Return the records that follow, matching each one exactly.

MATERIAL SHOWN:
┌────────

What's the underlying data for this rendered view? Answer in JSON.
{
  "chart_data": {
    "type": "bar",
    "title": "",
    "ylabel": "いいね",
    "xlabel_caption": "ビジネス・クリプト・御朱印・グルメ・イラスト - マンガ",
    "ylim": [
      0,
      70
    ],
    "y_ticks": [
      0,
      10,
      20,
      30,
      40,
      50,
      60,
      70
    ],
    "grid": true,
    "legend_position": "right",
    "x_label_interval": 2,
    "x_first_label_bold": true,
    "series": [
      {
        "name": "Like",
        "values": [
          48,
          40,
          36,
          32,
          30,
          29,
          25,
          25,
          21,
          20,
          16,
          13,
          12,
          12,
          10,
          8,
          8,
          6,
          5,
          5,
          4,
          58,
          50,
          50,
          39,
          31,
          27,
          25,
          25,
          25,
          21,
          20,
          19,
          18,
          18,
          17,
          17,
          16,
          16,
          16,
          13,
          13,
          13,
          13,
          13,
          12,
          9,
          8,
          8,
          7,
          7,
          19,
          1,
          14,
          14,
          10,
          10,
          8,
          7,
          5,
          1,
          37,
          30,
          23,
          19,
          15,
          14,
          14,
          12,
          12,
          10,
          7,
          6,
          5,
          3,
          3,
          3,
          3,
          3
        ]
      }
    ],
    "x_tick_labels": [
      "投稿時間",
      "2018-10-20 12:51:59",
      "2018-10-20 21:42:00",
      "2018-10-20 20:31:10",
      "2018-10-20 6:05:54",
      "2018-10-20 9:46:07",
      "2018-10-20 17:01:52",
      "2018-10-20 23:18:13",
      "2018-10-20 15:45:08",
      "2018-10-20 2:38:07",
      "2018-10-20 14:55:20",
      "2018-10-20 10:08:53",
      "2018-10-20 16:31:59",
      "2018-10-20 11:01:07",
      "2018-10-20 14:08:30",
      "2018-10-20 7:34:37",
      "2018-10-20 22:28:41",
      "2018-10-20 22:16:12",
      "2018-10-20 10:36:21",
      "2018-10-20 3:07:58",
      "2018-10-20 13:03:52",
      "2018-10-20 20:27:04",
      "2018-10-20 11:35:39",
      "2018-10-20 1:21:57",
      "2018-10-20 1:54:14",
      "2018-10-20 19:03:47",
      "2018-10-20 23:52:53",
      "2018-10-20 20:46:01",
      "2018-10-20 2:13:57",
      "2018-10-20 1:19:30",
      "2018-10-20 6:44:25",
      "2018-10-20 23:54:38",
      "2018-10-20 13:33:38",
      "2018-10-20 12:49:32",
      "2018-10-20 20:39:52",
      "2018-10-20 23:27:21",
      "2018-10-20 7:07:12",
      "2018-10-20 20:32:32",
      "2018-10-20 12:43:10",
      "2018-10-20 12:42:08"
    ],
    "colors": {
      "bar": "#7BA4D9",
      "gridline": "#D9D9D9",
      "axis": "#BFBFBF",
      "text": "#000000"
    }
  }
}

└────────

TASK ANSWER:
What's the underlying data for this rendered view? Answer in JSON.
{
  "chart_data": {
    "type": "bar",
    "title": "",
    "ylabel": "いいね",
    "xlabel_caption": "ビジネス・クリプト・御朱印・グルメ・イラスト - マンガ",
    "ylim": [
      0,
      70
    ],
    "y_ticks": [
      0,
      10,
      20,
      30,
      40,
      50,
      60,
      70
    ],
    "grid": true,
    "legend_position": "right",
    "x_label_interval": 2,
    "x_first_label_bold": true,
    "series": [
      {
        "name": "Like",
        "values": [
          48,
          40,
          36,
          32,
          30,
          29,
          25,
          25,
          21,
          20,
          16,
          13,
          12,
          12,
          10,
          8,
          8,
          6,
          5,
          5,
          4,
          58,
          50,
          50,
          39,
          31,
          27,
          25,
          25,
          25,
          21,
          20,
          19,
          18,
          18,
          17,
          17,
          16,
          16,
          16,
          13,
          13,
          13,
          13,
          13,
          12,
          9,
          8,
          8,
          7,
          7,
          19,
          1,
          14,
          14,
          10,
          10,
          8,
          7,
          5,
          1,
          37,
          30,
          23,
          19,
          15,
          14,
          14,
          12,
          12,
          10,
          7,
          6,
          5,
          3,
          3,
          3,
          3,
          3
        ]
      }
    ],
    "x_tick_labels": [
      "投稿時間",
      "2018-10-20 12:51:59",
      "2018-10-20 21:42:00",
      "2018-10-20 20:31:10",
      "2018-10-20 6:05:54",
      "2018-10-20 9:46:07",
      "2018-10-20 17:01:52",
      "2018-10-20 23:18:13",
      "2018-10-20 15:45:08",
      "2018-10-20 2:38:07",
      "2018-10-20 14:55:20",
      "2018-10-20 10:08:53",
      "2018-10-20 16:31:59",
      "2018-10-20 11:01:07",
      "2018-10-20 14:08:30",
      "2018-10-20 7:34:37",
      "2018-10-20 22:28:41",
      "2018-10-20 22:16:12",
      "2018-10-20 10:36:21",
      "2018-10-20 3:07:58",
      "2018-10-20 13:03:52",
      "2018-10-20 20:27:04",
      "2018-10-20 11:35:39",
      "2018-10-20 1:21:57",
      "2018-10-20 1:54:14",
      "2018-10-20 19:03:47",
      "2018-10-20 23:52:53",
      "2018-10-20 20:46:01",
      "2018-10-20 2:13:57",
      "2018-10-20 1:19:30",
      "2018-10-20 6:44:25",
      "2018-10-20 23:54:38",
      "2018-10-20 13:33:38",
      "2018-10-20 12:49:32",
      "2018-10-20 20:39:52",
      "2018-10-20 23:27:21",
      "2018-10-20 7:07:12",
      "2018-10-20 20:32:32",
      "2018-10-20 12:43:10",
      "2018-10-20 12:42:08"
    ],
    "colors": {
      "bar": "#7BA4D9",
      "gridline": "#D9D9D9",
      "axis": "#BFBFBF",
      "text": "#000000"
    }
  }
}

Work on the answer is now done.